SOURCE MATERIAL
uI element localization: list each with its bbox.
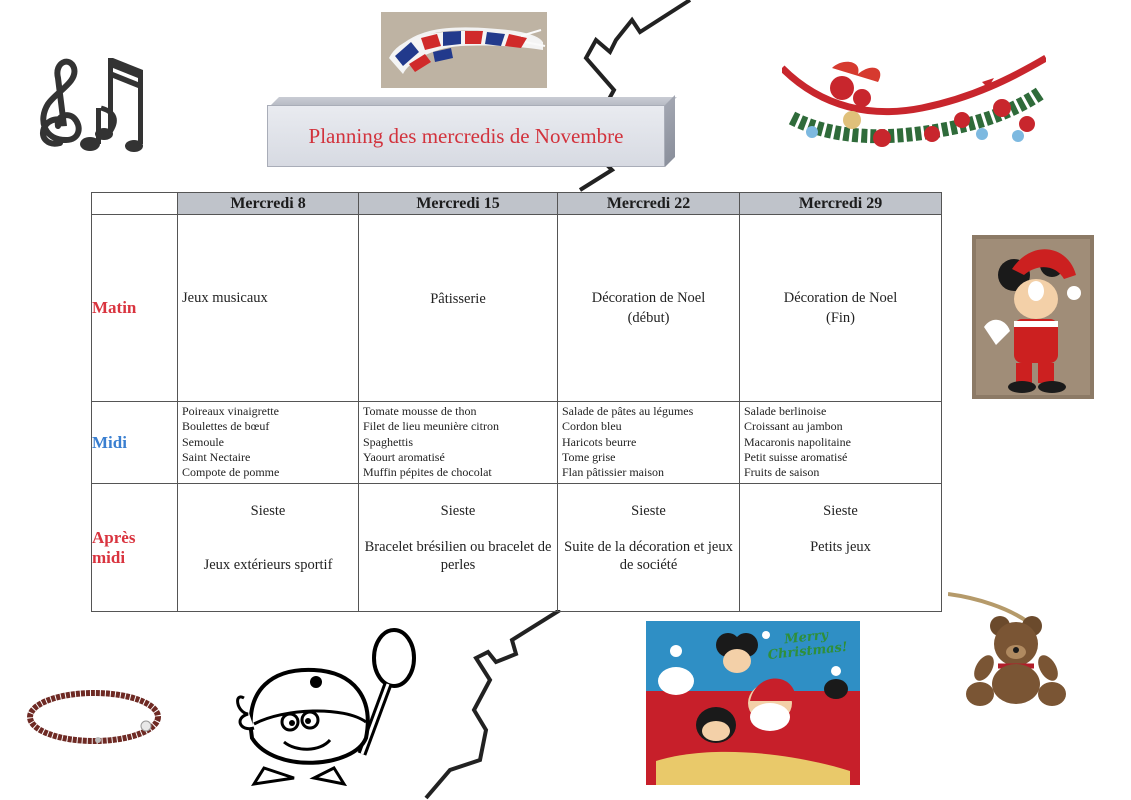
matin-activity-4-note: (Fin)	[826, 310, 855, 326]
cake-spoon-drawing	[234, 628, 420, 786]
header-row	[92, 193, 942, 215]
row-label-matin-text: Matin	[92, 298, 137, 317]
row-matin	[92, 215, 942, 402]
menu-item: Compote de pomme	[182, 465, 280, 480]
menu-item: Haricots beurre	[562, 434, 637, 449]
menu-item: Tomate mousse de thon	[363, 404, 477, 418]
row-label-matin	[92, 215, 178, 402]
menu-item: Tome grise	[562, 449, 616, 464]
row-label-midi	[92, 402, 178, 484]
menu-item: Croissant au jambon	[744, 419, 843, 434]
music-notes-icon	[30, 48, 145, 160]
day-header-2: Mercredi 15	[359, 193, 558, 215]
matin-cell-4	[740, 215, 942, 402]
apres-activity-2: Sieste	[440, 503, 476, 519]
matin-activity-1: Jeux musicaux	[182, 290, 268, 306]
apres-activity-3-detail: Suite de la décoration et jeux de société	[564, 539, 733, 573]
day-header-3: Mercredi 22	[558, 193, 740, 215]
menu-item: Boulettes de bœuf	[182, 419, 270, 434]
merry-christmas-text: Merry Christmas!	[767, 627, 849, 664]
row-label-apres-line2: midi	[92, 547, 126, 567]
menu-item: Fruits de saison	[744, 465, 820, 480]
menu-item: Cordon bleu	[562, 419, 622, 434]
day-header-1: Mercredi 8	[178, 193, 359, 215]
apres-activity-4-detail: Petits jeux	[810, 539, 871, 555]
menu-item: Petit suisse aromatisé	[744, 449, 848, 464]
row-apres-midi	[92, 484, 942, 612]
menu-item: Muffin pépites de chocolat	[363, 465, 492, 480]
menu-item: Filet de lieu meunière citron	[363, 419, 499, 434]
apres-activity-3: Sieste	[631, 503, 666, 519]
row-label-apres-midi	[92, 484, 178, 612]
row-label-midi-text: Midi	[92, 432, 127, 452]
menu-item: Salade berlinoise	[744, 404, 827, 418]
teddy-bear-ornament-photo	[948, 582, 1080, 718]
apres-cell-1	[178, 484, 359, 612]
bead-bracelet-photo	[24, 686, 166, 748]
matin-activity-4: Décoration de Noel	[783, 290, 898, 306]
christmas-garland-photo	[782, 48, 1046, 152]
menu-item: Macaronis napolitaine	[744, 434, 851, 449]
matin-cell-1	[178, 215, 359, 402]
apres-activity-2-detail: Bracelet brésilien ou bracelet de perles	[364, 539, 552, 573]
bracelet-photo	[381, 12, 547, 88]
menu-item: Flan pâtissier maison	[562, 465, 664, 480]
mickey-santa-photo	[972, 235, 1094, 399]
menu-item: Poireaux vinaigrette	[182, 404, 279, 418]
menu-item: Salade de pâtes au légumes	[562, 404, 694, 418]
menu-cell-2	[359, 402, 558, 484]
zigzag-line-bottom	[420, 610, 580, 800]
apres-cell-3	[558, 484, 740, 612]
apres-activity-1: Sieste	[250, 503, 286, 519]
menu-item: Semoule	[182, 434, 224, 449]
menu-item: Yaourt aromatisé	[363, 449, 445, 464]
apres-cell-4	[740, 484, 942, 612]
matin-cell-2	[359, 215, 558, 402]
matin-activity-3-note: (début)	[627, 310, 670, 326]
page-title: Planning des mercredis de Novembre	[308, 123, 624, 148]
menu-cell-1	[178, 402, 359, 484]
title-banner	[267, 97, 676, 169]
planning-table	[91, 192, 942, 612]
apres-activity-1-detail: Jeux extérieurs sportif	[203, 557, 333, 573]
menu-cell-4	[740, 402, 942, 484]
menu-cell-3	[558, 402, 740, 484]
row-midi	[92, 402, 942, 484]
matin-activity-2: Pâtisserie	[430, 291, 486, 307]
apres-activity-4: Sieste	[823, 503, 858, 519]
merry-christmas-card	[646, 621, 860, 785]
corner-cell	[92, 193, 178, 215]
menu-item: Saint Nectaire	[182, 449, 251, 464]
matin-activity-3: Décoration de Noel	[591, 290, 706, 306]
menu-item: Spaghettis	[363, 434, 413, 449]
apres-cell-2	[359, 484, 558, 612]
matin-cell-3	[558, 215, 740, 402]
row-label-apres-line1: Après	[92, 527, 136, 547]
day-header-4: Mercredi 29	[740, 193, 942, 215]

GOAL
Copy out verbatim the lines between the one holding "310, 855, 326]" and the one holding "48, 145, 160]", inclusive.

RESPONSE FOR THIS EXERCISE
matin-activity-4-note: (Fin)	[826, 310, 855, 326]
cake-spoon-drawing	[234, 628, 420, 786]
header-row	[92, 193, 942, 215]
row-label-matin-text: Matin	[92, 298, 137, 317]
row-matin	[92, 215, 942, 402]
menu-item: Compote de pomme	[182, 465, 280, 480]
menu-item: Haricots beurre	[562, 434, 637, 449]
menu-item: Tomate mousse de thon	[363, 404, 477, 418]
row-label-matin	[92, 215, 178, 402]
menu-item: Tome grise	[562, 449, 616, 464]
row-label-midi	[92, 402, 178, 484]
menu-item: Croissant au jambon	[744, 419, 843, 434]
music-notes-icon	[30, 48, 145, 160]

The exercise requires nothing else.